● **ASSIGNED TASK**: Find the string "columns" in the entries and copy each line that has it.

● **RECORD SET**:
[Start of Attachment]

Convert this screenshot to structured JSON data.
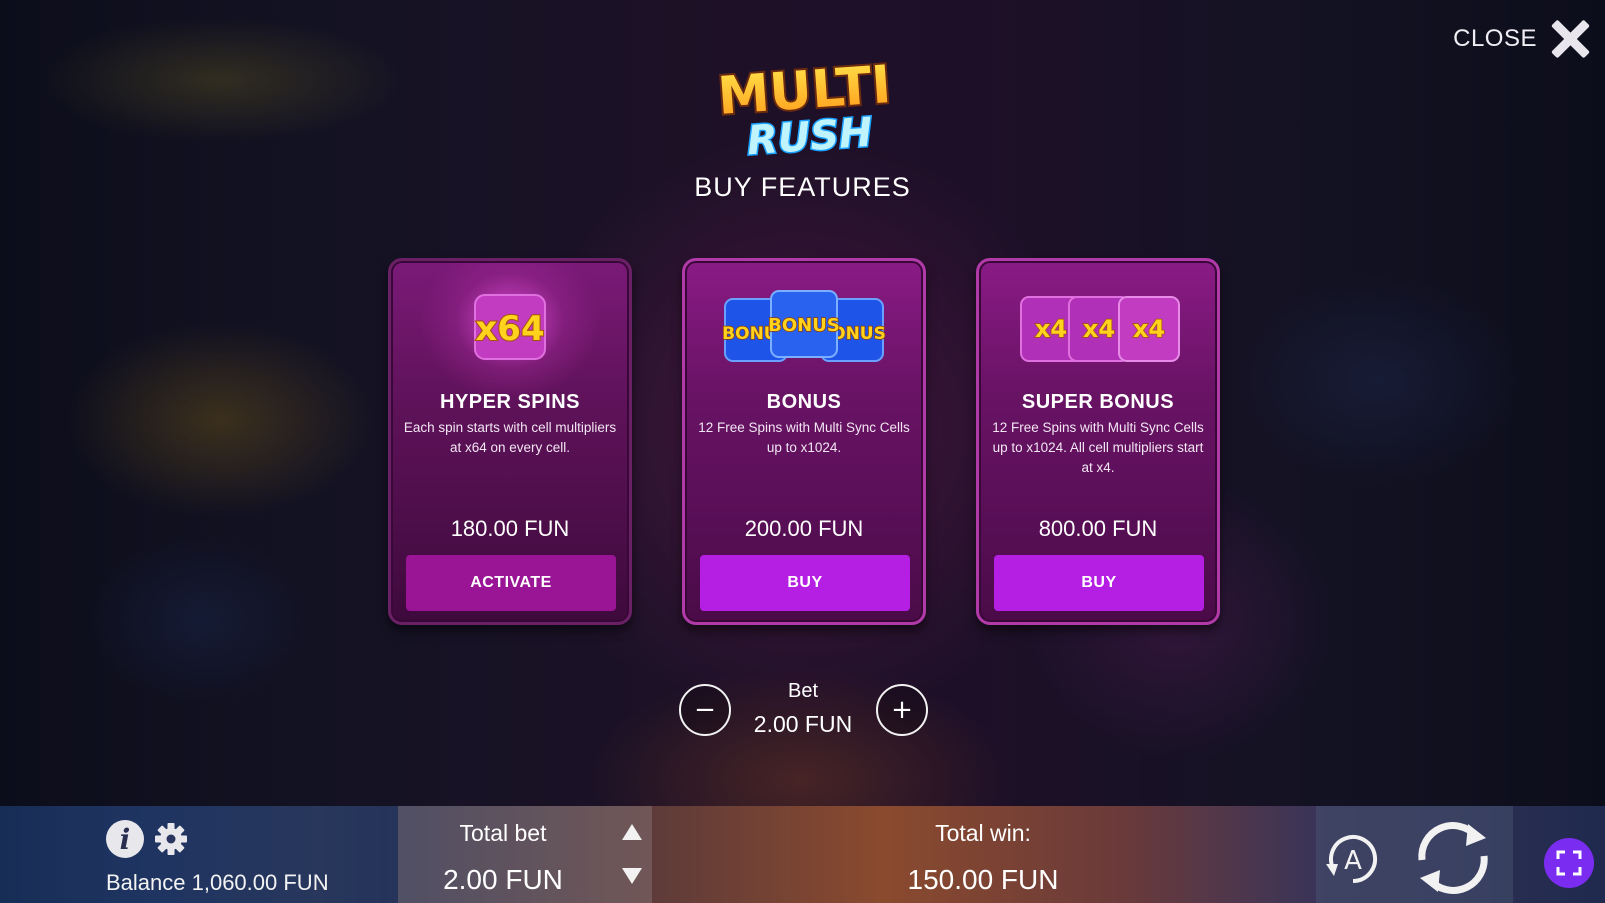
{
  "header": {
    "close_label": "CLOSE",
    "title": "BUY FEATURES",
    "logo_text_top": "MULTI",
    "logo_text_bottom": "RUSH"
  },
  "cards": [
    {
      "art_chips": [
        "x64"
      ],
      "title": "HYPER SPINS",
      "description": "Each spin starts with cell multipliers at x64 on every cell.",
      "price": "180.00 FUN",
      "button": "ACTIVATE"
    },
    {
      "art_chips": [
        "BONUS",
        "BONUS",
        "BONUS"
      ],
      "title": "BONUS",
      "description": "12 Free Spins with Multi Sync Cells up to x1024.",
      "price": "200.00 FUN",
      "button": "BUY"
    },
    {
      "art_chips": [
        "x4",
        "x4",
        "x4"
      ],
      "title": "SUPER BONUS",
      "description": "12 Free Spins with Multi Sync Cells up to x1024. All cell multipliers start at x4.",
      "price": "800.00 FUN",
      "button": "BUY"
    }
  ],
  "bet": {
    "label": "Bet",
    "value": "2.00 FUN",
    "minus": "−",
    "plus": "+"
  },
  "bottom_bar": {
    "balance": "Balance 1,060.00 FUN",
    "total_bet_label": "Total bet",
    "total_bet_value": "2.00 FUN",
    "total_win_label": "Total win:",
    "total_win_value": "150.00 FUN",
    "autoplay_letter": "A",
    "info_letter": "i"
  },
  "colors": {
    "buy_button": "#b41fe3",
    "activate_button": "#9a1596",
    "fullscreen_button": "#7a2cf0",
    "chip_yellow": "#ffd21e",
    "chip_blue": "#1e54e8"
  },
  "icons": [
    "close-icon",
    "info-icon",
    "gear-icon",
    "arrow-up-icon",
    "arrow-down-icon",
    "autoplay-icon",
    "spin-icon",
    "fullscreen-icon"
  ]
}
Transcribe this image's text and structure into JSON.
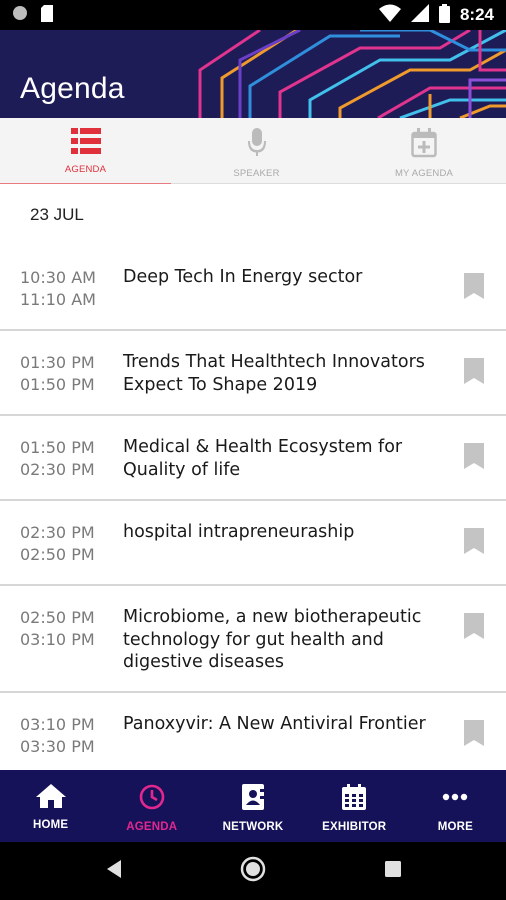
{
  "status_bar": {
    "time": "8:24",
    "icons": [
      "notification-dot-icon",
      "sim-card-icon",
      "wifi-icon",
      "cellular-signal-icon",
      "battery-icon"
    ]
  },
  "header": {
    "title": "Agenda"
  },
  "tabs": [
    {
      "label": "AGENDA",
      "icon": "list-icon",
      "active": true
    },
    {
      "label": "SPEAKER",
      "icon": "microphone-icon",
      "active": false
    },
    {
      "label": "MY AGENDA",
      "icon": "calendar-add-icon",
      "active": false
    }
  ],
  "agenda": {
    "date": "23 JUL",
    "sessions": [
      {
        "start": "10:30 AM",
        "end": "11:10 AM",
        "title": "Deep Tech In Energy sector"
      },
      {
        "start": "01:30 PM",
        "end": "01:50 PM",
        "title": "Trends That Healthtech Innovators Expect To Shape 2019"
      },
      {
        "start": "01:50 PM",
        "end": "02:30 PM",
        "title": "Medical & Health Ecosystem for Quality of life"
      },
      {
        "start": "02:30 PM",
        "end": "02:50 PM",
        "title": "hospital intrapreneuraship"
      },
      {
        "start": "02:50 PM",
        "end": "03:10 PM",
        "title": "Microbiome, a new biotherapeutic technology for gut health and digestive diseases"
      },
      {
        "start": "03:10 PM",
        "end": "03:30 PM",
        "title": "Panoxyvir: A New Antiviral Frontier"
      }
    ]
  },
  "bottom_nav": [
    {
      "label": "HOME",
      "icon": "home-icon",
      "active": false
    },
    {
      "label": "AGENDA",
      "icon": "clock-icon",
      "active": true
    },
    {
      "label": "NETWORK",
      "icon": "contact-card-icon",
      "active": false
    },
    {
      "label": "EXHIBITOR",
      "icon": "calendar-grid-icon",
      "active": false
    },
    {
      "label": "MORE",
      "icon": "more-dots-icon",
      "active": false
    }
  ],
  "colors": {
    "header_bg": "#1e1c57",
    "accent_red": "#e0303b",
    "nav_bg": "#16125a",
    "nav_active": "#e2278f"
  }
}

[End of Attachment]
[Start of Attachment]

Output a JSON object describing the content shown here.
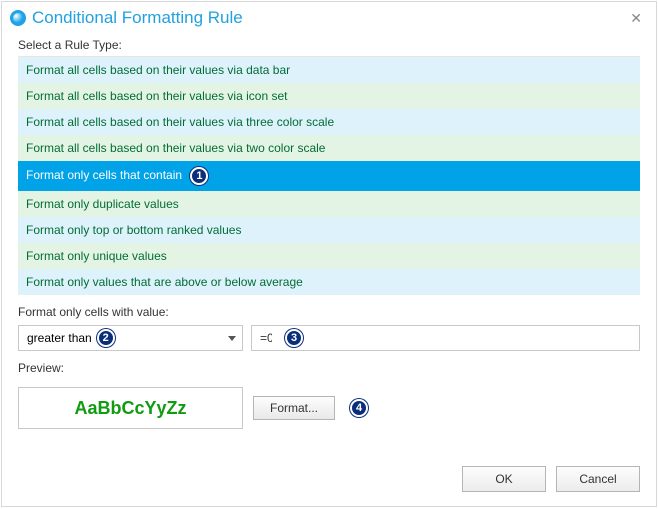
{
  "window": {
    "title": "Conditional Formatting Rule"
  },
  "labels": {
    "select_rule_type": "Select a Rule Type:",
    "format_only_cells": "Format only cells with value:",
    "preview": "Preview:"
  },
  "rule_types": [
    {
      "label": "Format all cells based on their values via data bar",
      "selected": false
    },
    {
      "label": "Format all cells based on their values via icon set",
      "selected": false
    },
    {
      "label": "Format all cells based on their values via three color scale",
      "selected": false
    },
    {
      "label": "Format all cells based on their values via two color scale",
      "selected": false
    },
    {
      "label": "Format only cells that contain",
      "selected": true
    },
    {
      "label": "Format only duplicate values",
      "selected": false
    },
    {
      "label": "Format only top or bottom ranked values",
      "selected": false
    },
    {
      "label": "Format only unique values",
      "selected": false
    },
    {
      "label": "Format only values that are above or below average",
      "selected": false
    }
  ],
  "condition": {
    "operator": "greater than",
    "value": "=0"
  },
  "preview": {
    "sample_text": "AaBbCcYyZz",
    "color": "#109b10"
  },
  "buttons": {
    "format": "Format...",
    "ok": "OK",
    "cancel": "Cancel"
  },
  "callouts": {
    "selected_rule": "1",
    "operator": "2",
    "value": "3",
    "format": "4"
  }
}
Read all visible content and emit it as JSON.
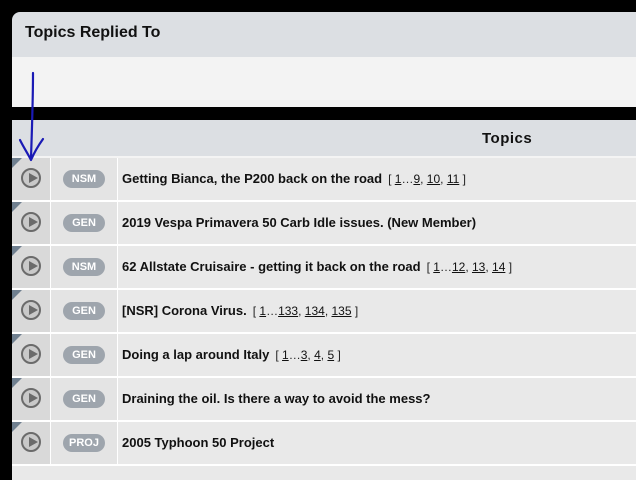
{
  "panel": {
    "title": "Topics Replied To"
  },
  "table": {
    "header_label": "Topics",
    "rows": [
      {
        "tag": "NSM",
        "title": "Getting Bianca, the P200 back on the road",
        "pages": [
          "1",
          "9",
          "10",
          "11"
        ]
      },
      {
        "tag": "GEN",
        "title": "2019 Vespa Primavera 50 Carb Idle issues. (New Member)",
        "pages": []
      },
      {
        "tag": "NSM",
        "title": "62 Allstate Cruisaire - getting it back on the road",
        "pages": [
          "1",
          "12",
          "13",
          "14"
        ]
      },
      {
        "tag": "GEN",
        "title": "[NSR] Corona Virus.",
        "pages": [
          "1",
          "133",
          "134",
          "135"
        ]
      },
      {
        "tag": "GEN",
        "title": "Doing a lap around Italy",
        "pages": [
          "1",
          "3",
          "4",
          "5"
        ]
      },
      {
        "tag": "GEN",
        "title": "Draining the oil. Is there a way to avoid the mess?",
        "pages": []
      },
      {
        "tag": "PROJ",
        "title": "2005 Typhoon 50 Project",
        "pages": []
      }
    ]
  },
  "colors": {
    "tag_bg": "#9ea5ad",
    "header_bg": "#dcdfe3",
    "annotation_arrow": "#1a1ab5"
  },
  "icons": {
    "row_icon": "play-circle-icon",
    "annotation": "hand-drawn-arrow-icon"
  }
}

[End of Attachment]
[Start of Attachment]

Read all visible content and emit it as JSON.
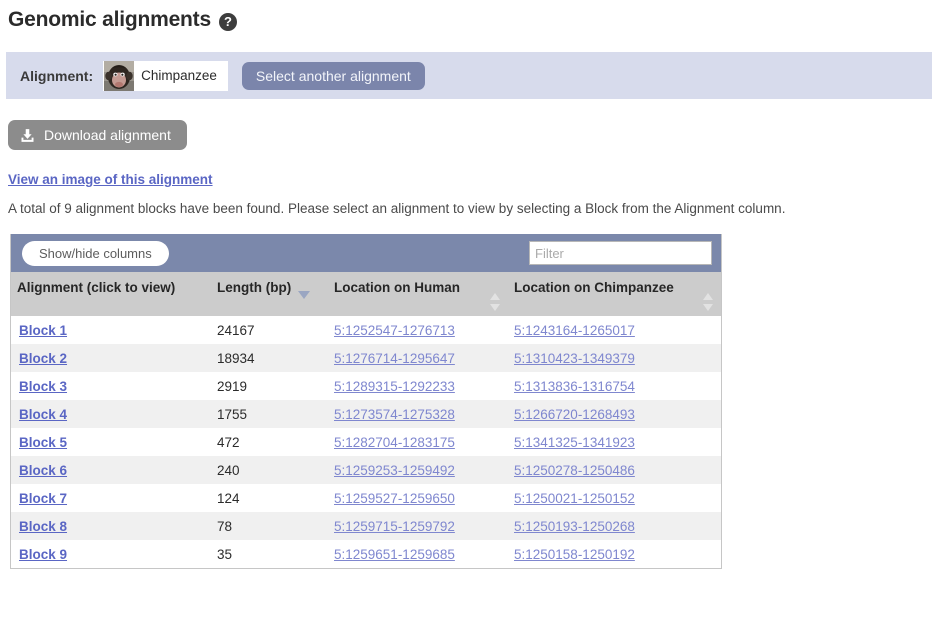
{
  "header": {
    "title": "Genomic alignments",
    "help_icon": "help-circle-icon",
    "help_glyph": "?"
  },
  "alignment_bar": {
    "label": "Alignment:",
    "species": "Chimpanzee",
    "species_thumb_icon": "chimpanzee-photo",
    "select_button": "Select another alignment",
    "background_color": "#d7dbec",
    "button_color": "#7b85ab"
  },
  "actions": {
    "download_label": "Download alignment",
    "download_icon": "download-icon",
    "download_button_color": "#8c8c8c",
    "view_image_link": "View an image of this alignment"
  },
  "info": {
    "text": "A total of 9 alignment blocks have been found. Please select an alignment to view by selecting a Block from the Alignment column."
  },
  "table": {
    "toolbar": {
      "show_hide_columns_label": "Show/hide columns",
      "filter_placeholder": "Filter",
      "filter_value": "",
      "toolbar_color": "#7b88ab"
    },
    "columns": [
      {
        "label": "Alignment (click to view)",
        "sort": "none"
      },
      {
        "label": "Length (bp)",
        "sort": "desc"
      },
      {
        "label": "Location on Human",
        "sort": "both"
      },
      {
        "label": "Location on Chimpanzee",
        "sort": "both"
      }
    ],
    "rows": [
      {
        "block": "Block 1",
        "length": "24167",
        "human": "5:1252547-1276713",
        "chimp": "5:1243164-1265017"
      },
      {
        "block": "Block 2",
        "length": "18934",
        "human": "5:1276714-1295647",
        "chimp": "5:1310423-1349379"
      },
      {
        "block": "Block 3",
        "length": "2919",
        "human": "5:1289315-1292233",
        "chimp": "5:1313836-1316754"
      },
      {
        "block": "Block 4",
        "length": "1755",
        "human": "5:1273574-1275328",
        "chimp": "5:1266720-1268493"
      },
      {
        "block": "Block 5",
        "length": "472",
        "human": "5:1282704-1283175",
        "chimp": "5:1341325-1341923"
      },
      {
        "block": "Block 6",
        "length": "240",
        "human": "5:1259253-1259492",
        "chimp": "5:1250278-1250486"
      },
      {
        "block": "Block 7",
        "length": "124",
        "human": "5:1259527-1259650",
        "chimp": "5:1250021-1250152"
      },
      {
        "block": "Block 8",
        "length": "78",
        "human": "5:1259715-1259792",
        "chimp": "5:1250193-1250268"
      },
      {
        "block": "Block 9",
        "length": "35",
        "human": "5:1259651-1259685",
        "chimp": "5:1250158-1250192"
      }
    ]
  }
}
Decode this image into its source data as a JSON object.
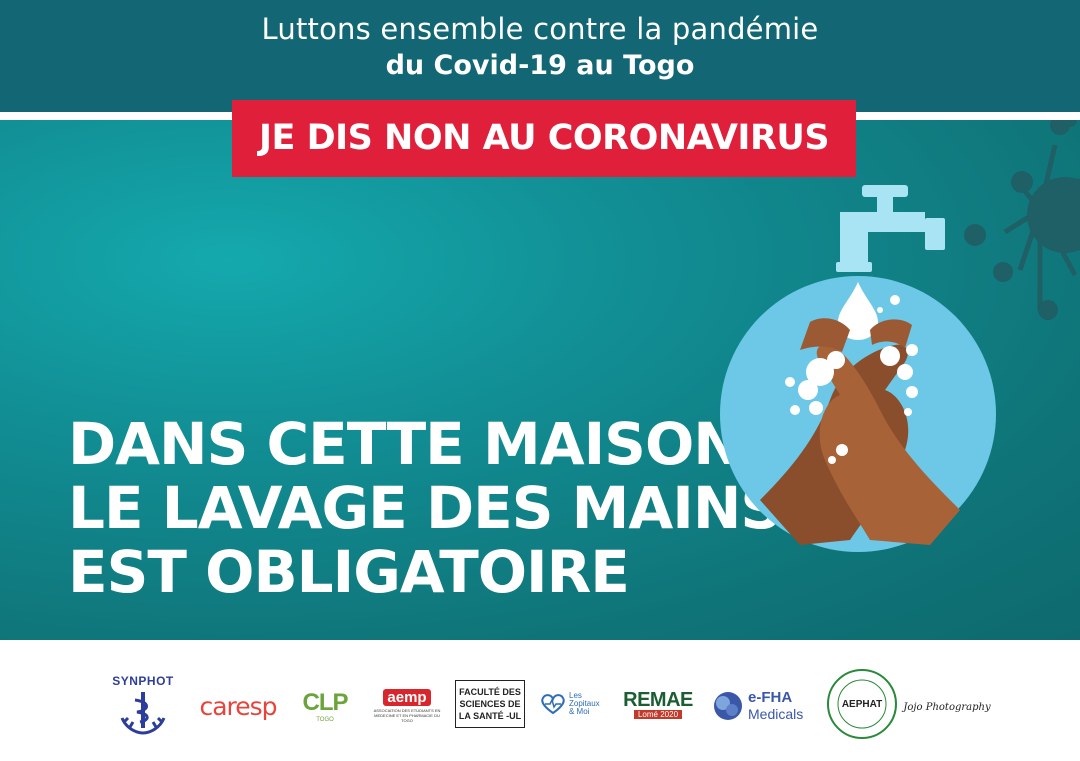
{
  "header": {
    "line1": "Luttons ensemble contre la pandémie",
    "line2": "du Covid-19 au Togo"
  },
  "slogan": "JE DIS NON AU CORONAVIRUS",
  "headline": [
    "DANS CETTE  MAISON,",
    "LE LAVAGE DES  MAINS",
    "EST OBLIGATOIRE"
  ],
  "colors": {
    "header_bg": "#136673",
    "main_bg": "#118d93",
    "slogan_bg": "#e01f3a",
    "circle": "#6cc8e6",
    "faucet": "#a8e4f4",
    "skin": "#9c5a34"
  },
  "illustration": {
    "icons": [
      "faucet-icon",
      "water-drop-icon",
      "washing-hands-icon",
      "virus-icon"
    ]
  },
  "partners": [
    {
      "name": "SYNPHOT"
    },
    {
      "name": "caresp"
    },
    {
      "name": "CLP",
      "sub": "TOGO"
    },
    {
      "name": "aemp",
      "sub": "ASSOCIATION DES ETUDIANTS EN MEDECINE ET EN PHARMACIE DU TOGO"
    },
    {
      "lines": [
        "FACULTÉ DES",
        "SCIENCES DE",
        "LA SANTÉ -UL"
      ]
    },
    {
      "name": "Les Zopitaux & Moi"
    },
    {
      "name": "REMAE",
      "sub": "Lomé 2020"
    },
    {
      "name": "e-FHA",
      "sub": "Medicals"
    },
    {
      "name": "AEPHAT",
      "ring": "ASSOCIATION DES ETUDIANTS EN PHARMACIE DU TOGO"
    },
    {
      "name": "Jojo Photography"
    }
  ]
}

[End of Attachment]

● **EXERCISE OUTPUT**:
      "show_hide_columns_label": "Show/hide columns",
    "columns": [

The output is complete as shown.